What you return must be every line below that includes the word "JSON".

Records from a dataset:
----

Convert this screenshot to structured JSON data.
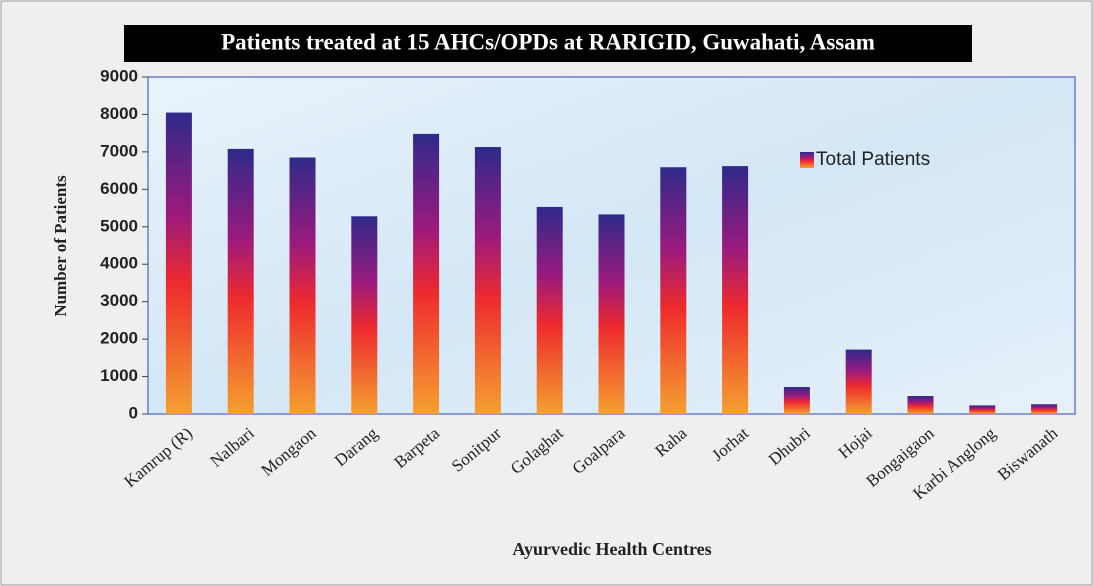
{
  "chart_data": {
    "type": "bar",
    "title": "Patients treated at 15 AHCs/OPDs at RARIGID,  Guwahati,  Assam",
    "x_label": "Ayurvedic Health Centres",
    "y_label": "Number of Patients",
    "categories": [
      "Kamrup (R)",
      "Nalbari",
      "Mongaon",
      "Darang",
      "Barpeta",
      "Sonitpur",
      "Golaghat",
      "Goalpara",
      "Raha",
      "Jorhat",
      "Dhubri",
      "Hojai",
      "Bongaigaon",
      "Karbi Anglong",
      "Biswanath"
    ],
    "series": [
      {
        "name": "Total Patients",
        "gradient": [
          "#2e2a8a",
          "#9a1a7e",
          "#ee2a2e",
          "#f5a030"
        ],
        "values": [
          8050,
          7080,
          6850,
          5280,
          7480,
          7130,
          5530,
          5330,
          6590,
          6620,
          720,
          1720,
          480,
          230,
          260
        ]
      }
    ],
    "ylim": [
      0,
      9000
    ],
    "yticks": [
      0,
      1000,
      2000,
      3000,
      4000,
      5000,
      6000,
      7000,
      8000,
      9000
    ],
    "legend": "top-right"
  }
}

----

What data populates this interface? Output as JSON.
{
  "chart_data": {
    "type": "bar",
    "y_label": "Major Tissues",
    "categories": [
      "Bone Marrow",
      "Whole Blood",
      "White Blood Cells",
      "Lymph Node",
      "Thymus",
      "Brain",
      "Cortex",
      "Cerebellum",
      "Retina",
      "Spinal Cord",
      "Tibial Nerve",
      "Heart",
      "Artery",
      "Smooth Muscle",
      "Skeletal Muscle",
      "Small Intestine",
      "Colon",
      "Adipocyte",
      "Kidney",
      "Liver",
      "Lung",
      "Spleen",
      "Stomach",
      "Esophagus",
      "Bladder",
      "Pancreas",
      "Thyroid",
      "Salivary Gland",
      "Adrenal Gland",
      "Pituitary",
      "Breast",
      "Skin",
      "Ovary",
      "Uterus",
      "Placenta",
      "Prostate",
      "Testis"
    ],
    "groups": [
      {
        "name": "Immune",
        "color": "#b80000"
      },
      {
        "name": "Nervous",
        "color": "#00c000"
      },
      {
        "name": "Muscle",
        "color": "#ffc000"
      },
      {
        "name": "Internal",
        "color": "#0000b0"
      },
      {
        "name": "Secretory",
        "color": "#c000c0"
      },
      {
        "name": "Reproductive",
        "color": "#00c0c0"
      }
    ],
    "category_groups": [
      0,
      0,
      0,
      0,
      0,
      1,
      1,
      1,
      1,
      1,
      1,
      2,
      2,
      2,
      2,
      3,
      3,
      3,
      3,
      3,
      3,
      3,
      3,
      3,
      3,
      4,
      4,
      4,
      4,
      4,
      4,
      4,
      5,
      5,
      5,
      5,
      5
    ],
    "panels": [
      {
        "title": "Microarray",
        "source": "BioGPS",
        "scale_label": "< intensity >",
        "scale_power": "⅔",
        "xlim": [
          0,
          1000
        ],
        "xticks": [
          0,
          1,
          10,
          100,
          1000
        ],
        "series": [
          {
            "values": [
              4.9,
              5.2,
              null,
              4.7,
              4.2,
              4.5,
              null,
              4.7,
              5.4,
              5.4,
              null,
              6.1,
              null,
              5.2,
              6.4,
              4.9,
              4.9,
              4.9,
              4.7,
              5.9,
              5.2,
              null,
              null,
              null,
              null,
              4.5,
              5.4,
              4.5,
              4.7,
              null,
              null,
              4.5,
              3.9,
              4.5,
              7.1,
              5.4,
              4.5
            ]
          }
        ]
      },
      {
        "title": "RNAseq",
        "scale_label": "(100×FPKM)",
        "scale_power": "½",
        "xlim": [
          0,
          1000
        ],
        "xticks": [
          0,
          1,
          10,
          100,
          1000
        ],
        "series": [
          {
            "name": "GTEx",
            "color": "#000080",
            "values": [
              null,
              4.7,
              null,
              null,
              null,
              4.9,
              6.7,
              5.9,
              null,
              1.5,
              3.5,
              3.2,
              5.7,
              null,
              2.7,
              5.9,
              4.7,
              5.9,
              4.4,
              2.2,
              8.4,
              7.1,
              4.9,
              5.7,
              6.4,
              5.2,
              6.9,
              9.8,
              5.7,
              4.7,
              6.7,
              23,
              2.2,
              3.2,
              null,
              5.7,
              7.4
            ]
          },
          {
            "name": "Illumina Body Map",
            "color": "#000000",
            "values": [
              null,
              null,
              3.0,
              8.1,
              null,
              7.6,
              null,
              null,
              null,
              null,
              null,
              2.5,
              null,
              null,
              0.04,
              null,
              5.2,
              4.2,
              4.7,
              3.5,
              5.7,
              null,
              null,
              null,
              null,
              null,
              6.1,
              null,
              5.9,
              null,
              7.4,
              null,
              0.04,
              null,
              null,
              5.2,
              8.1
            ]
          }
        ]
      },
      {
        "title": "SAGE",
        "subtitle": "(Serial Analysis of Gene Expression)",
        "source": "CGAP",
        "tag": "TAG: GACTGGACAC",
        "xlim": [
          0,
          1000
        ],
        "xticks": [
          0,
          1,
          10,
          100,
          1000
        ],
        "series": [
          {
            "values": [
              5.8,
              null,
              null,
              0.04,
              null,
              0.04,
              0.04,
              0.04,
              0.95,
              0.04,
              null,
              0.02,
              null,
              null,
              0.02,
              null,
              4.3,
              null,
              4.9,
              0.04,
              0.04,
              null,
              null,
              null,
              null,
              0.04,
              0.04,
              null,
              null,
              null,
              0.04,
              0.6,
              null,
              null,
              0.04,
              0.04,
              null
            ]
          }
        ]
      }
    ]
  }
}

----

## Reply
Convert this screenshot to structured JSON data.
What data populates this interface? Output as JSON.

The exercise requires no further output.